◆ **Given instruction 1**: In the Spring Data Neo4j custom queries page, what must a query do to return the right objects when it involves relationships?
◆ **Given instruction 2**: Pick up the page on Spring Data Neo4j custom queries after its final sentence and write the section that comes next.

◆ **Page**:
───

Custom queries

Spring Data Neo4j, like all the other Spring Data modules, allows you to specify custom queries in you repositories. Those come in handy if you cannot express the finder logic via derived query functions.

Because Spring Data Neo4j works heavily record-oriented under the hood, it is important to keep this in mind and not build up a result set with multiple records for the same "root node".

Please have a look in the FAQ as well to learn about alternative forms of using custom queries from repositories, especially how to use custom queries with custom mappings: Custom queries and custom mappings.

Queries with relationships

Beware of the cartesian product

Assuming you have a query like MATCH (m:Movie{title: 'The Matrix'})←[r:ACTED_IN]-(p:Person) return m,r,p that results into something like this:

Multiple records (shortened)
+------------------------------------------------------------------------------------------+
| m        | r                                    | p                                      |
+------------------------------------------------------------------------------------------+
| (:Movie) | [:ACTED_IN {roles: ["Emil"]}]        | (:Person {name: "Emil Eifrem"})        |
| (:Movie) | [:ACTED_IN {roles: ["Agent Smith"]}] | (:Person {name: "Hugo Weaving})        |
| (:Movie) | [:ACTED_IN {roles: ["Morpheus"]}]    | (:Person {name: "Laurence Fishburne"}) |
| (:Movie) | [:ACTED_IN {roles: ["Trinity"]}]     | (:Person {name: "Carrie-Anne Moss"})   |
| (:Movie) | [:ACTED_IN {roles: ["Neo"]}]         | (:Person {name: "Keanu Reeves"})       |
+------------------------------------------------------------------------------------------+

The result from the mapping would be most likely unusable. If this would get mapped into a list, it will contain duplicates for the Movie but this movie will only have one relationship.

Getting one record per root node

To get the right object(s) back, it is required to collect the relationships and related nodes in the query: MATCH (m:Movie{title: 'The Matrix'})←[r:ACTED_IN]-(p:Person) return m,collect(r),collect(p)

Single record (shortened)
+------------------------------------------------------------------------+
| m        | collect(r)                     | collect(p)                 |
+------------------------------------------------------------------------+
| (:Movie) | [[:ACTED_IN], [:ACTED_IN], ...]| [(:Person), (:Person),...] |
+------------------------------------------------------------------------+

With this result as a single record it is possible for Spring Data Neo4j to add all related nodes correctly to the root node.

───

◆ **Supplied data**:
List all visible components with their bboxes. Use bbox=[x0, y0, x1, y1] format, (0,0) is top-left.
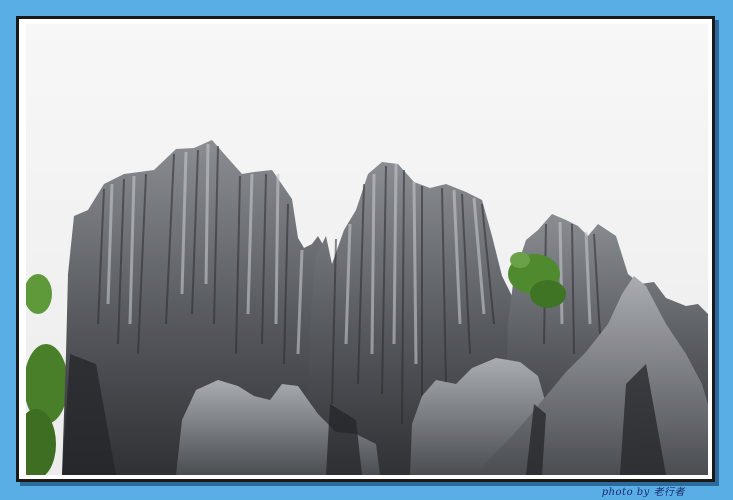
karst-photo-svg bbox=[26, 24, 708, 475]
photo-credit-caption: photo by 老行者 bbox=[601, 487, 685, 498]
karst-photo bbox=[26, 24, 708, 475]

───

◆ **Written reply 1**: It must collect the relationships and related nodes in the query.

◆ **Written reply 2**:
Reaching deeper into the graph

The example above assumes that you are only trying to fetch the first level of related nodes. This is sometimes not enough and there are maybe nodes deeper in the graph that should also be part of the mapped instance. There are two ways to achieve this: Database-side or client-side reduction.

For this the example from above should also contain Movies on the Persons that get returned with the initial Movie.

image$movie graph deep
Figure 1. Example for 'The Matrix' and 'Keanu Reeves'

Database-side reduction

Keeping in mind that Spring Data Neo4j can only properly process record based, the result for one entity instance needs to be in one record. Using Cypher’s path capabilities is a valid option to fetch all branches in the graph.

Naive path-based approach
MATCH p=(m:Movie{title: 'The Matrix'})<-[:ACTED_IN]-(:Person)-[:ACTED_IN*..0]->(:Movie)
RETURN p;

This will result in multiple paths that are not merged within one record. It is possible to call collect(p) but Spring Data Neo4j does not understand the concept of paths in the mapping process. Thus, nodes and relationships needs to get extracted for the result.

Extracting nodes and relationships
MATCH p=(m:Movie{title: 'The Matrix'})<-[:ACTED_IN]-(:Person)-[:ACTED_IN*..0]->(:Movie)
RETURN m, nodes(p), relationships(p);

Because there are multiple paths that lead from 'The Matrix' to another movie, the result still won’t be a single record. This is where Cypher’s reduce function comes into play.

Reducing nodes and relationships
MATCH p=(m:Movie{title: 'The Matrix'})<-[:ACTED_IN]-(:Person)-[:ACTED_IN*..0]->(:Movie)
WITH collect(p) as paths, m
WITH m,
reduce(a=[], node in reduce(b=[], c in [aa in paths | nodes(aa)] | b + c) | case when node in a then a else a + node end) as nodes,
reduce(d=[], relationship in reduce(e=[], f in [dd in paths | relationships(dd)] | e + f) | case when relationship in d then d else d + relationship end) as relationships
RETURN m, relationships, nodes;

The reduce function allows us to flatten the nodes and relationships from various paths. As a result we will get a tuple similar to Getting one record per root node but with a mixture of relationship types or nodes in the collections.

Client-side reduction

If the reduction should happen on the client-side, Spring Data Neo4j enables you to map also lists of lists of relationships or nodes. Still, the requirement applies that the returned record should contain all information to hydrate the resulting entity instance correctly.

Collect nodes and relationships from path
MATCH p=(m:Movie{title: 'The Matrix'})<-[:ACTED_IN]-(:Person)-[:ACTED_IN*..0]->(:Movie)
RETURN m, collect(nodes(p)), collect(relationships(p));

The additional collect statement creates lists in the format:

[[rel1, rel2], [rel3, rel4]]

Those lists will now get converted during the mapping process into a flat list.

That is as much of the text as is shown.